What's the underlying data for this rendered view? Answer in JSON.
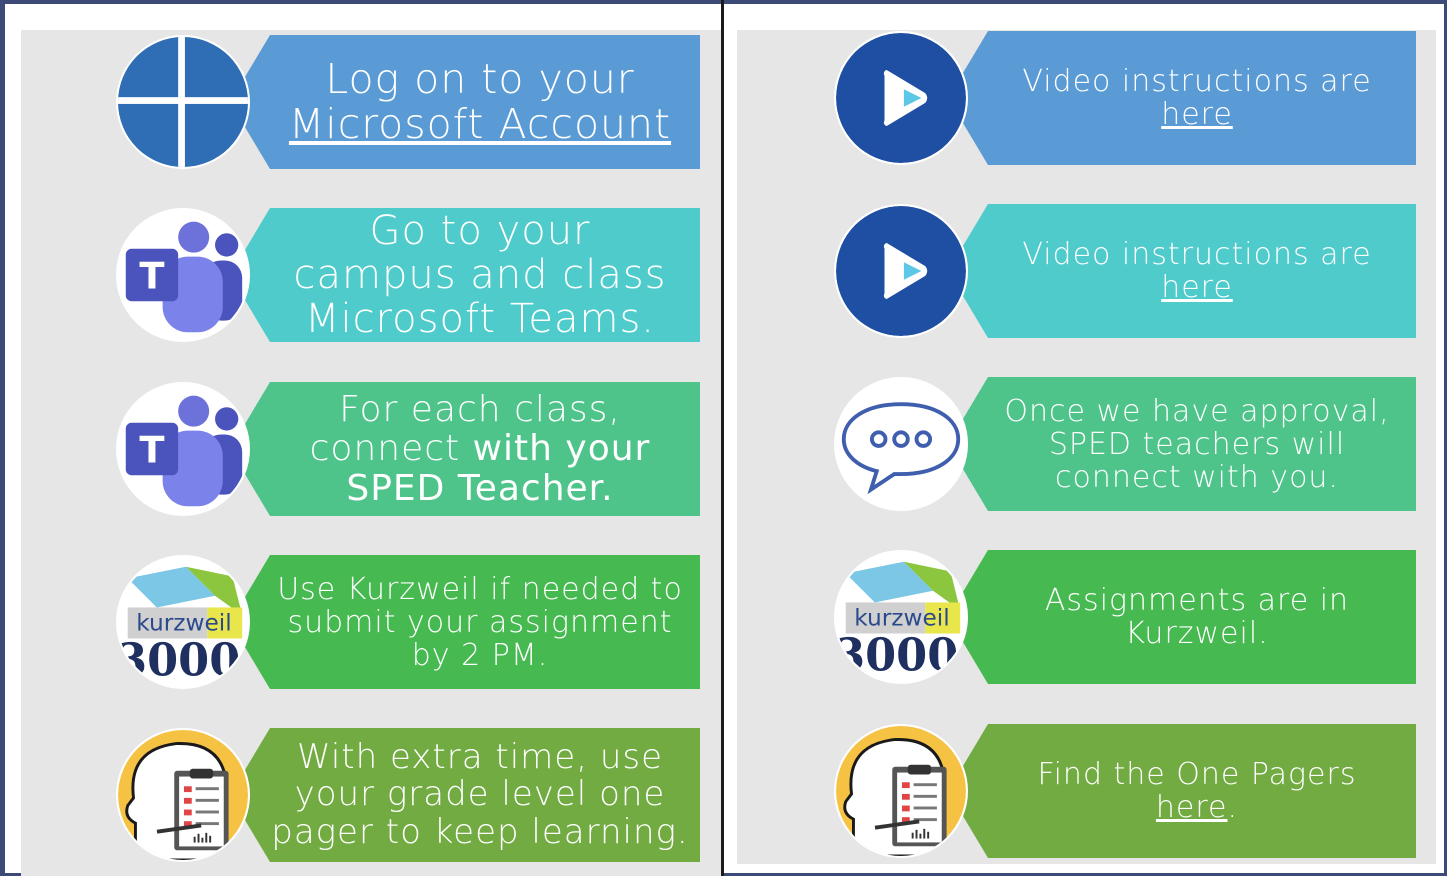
{
  "colors": {
    "blue": "#5b9bd5",
    "teal": "#4fcbcb",
    "green_light": "#4ec48a",
    "green": "#46b950",
    "green_olive": "#72ab42",
    "frame": "#3c4a78",
    "panel": "#e6e6e6"
  },
  "left_steps": [
    {
      "icon": "windows-icon",
      "text1": "Log on to your",
      "link": "Microsoft Account"
    },
    {
      "icon": "teams-icon",
      "line1": "Go to your",
      "line2": "campus and class",
      "line3": "Microsoft Teams."
    },
    {
      "icon": "teams-icon",
      "line1": "For each class,",
      "line2a": "connect ",
      "line2b": "with your",
      "line3": "SPED Teacher."
    },
    {
      "icon": "kurzweil-icon",
      "line1": "Use Kurzweil if needed to",
      "line2": "submit your assignment",
      "line3": "by 2 PM."
    },
    {
      "icon": "one-pager-icon",
      "line1": "With extra time, use",
      "line2": "your grade level one",
      "line3": "pager to keep learning."
    }
  ],
  "right_steps": [
    {
      "icon": "play-icon",
      "line1": "Video instructions are",
      "link": "here"
    },
    {
      "icon": "play-icon",
      "line1": "Video instructions are",
      "link": "here"
    },
    {
      "icon": "chat-bubble-icon",
      "line1": "Once we have approval,",
      "line2": "SPED teachers will",
      "line3": "connect with you."
    },
    {
      "icon": "kurzweil-icon",
      "line1": "Assignments are in",
      "line2": "Kurzweil."
    },
    {
      "icon": "one-pager-icon",
      "line1": "Find the One Pagers",
      "link": "here",
      "tail": "."
    }
  ],
  "kurzweil": {
    "brand": "kurzweil",
    "number": "3000"
  }
}
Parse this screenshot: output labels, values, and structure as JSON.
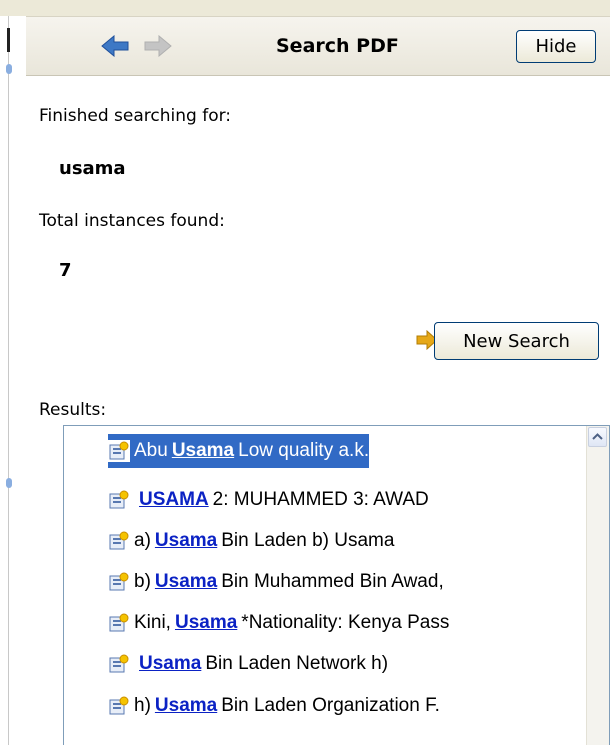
{
  "toolbar": {
    "title": "Search PDF",
    "hide_label": "Hide",
    "back_icon": "arrow-left-icon",
    "forward_icon": "arrow-right-icon"
  },
  "search": {
    "finished_label": "Finished searching for:",
    "query": "usama",
    "total_label": "Total instances found:",
    "count": "7",
    "new_search_label": "New Search"
  },
  "results": {
    "label": "Results:",
    "items": [
      {
        "pre": "Abu",
        "hit": "Usama",
        "post": "Low quality a.k.",
        "selected": true
      },
      {
        "pre": "",
        "hit": "USAMA",
        "post": "2: MUHAMMED 3: AWAD",
        "selected": false
      },
      {
        "pre": "a)",
        "hit": "Usama",
        "post": "Bin Laden b) Usama",
        "selected": false
      },
      {
        "pre": "b)",
        "hit": "Usama",
        "post": "Bin Muhammed Bin Awad,",
        "selected": false
      },
      {
        "pre": "Kini,",
        "hit": "Usama",
        "post": "*Nationality: Kenya Pass",
        "selected": false
      },
      {
        "pre": "",
        "hit": "Usama",
        "post": "Bin Laden Network h)",
        "selected": false
      },
      {
        "pre": "h)",
        "hit": "Usama",
        "post": "Bin Laden Organization F.",
        "selected": false
      }
    ]
  },
  "colors": {
    "selection": "#316ac5",
    "hit_link": "#0b22c4",
    "toolbar_bg": "#ece9d8",
    "nav_arrow_active": "#3d78c5",
    "nav_arrow_disabled": "#c4c4c4",
    "new_search_arrow": "#e6a817"
  }
}
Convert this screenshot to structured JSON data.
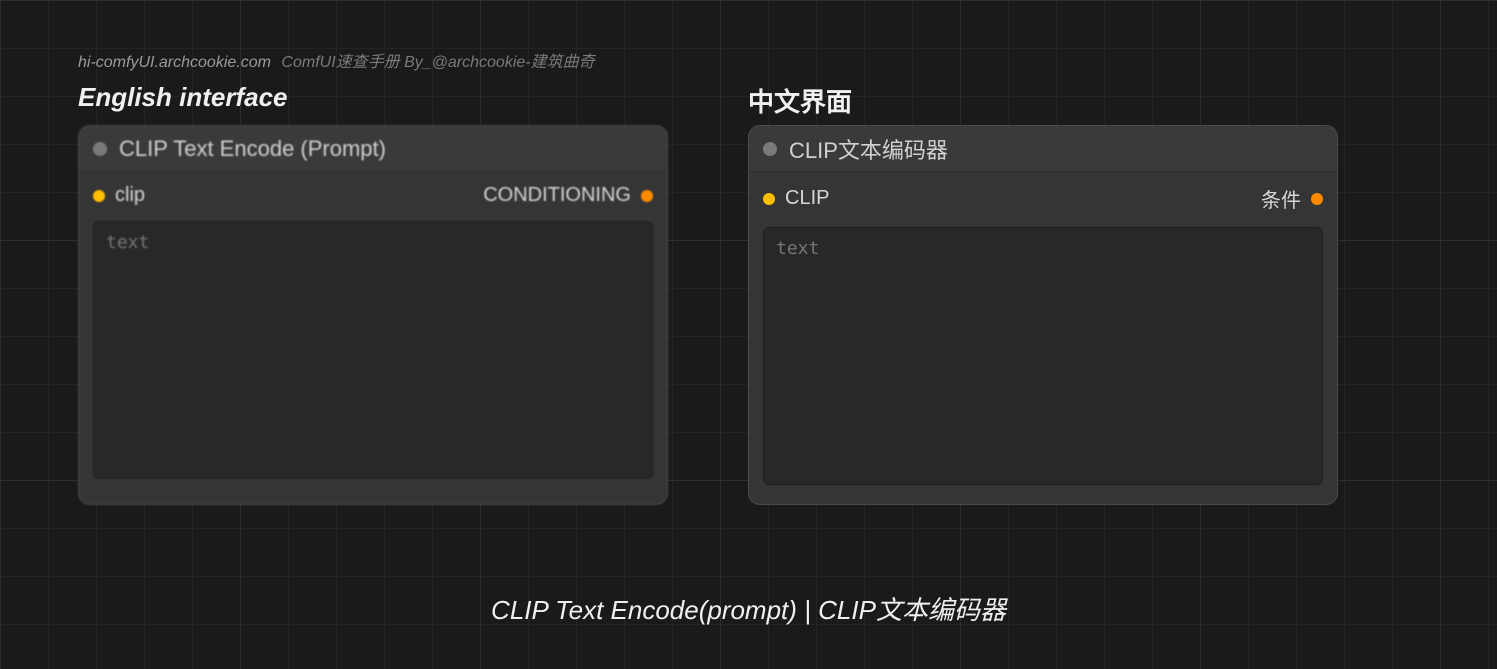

________________

#### [Given problem]
Which lines contain the word "JSON"? Return each of them.

#### [Result for this task]
What's the underlying data for this rendered view? Answer in JSON.
Parse this screenshot: output labels, values, and structure as JSON.
Convert this screenshot to structured JSON data.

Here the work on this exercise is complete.